• Problems to work on
• a. In the E-cadherin abstract below, what are the three situations in which cadherin/catenin complexes are hypothesized to transduce the mechanical forces that shape cells and tissues?
• b. Why, according to the E-cadherin abstract below, did the researchers use a FRET-based molecular tension sensor? Answer in one to three sentences.

Classical cadherins are transmembrane proteins at the core of intercellular adhesion complexes in cohesive metazoan tissues. The extracellular domain of classical cadherins forms intercellular bonds with cadherins on neighboring cells, whereas the cytoplasmic domain recruits catenins, which in turn associate with additional cytoskeleton binding and regulatory proteins. Cadherin/catenin complexes are hypothesized to play a role in the transduction of mechanical forces that shape cells and tissues during development, regeneration, and disease. Whether mechanical forces are transduced directly through cadherins is unknown. To address this question, we used a Förster resonance energy transfer (FRET)-based molecular tension sensor to test the origin and magnitude of tensile forces transmitted through the cytoplasmic domain of E-cadherin in epithelial cells. We show that the actomyosin cytoskeleton exerts pN-tensile force on E-cadherin, and that this tension requires the catenin-binding domain of E-cadherin and αE-catenin. Surprisingly, the actomyosin cytoskeleton constitutively exerts tension on E-cadherin at the plasma membrane regardless of whether or not E-cadherin is recruited to cell–cell contacts, although tension is further increased at cell–cell contacts when adhering cells are stretched. Our findings thus point to a constitutive role of E-cadherin in transducing mechanical forces between the actomyosin cytoskeleton and the plasma membrane, not only at cell–cell junctions but throughout the cell surface.

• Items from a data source
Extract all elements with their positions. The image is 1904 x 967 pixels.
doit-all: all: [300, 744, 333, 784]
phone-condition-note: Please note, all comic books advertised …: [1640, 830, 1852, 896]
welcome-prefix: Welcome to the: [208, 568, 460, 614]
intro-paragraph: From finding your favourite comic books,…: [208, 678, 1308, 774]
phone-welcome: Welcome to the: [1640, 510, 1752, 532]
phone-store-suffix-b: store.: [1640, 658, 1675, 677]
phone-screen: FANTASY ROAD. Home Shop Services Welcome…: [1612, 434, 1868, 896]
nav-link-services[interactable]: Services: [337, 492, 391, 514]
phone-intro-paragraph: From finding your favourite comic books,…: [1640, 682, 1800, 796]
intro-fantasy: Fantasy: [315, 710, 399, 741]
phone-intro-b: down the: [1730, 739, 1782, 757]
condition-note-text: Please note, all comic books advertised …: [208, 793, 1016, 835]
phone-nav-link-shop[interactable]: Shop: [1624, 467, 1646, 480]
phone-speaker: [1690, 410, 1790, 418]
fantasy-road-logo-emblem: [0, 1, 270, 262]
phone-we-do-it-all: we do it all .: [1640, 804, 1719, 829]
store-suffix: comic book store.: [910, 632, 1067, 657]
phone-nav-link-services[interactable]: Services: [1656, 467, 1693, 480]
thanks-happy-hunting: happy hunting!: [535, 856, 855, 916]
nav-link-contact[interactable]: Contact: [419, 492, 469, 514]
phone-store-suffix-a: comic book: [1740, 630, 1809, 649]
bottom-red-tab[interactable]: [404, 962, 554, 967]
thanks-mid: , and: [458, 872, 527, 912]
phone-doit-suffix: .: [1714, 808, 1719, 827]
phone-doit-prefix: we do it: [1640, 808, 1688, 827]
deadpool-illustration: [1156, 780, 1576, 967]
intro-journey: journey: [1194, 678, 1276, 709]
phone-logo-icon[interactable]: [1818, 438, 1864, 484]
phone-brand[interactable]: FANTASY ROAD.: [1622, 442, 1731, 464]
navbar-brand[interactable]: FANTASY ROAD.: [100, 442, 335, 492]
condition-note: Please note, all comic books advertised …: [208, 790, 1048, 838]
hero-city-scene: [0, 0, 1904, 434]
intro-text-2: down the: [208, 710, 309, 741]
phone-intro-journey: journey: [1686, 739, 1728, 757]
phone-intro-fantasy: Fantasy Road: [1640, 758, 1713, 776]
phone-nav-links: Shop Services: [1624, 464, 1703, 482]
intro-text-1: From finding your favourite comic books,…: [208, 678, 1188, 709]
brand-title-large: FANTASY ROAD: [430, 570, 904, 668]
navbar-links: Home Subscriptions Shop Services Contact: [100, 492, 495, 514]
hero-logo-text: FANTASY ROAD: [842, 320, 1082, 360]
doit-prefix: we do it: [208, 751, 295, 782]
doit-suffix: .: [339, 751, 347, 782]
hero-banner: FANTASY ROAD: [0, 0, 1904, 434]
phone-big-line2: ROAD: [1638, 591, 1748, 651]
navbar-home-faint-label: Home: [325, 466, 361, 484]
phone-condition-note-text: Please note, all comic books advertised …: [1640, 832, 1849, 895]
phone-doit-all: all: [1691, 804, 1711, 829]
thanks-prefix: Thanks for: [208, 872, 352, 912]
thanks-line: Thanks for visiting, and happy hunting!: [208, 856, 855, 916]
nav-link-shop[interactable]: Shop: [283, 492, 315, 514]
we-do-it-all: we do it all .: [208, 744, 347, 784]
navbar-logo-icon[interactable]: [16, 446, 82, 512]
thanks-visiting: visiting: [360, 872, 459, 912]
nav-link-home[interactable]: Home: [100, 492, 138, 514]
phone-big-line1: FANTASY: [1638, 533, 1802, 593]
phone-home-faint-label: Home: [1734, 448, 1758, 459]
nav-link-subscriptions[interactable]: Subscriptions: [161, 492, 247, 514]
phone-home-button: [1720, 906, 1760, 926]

• Solved problems
• a. Development, regeneration, and disease.

• b. It was unknown whether mechanical forces are transduced directly through cadherins. The researchers used the sensor to answer that question by testing the origin and magnitude of tensile forces transmitted through the cytoplasmic domain of E-cadherin in epithelial cells.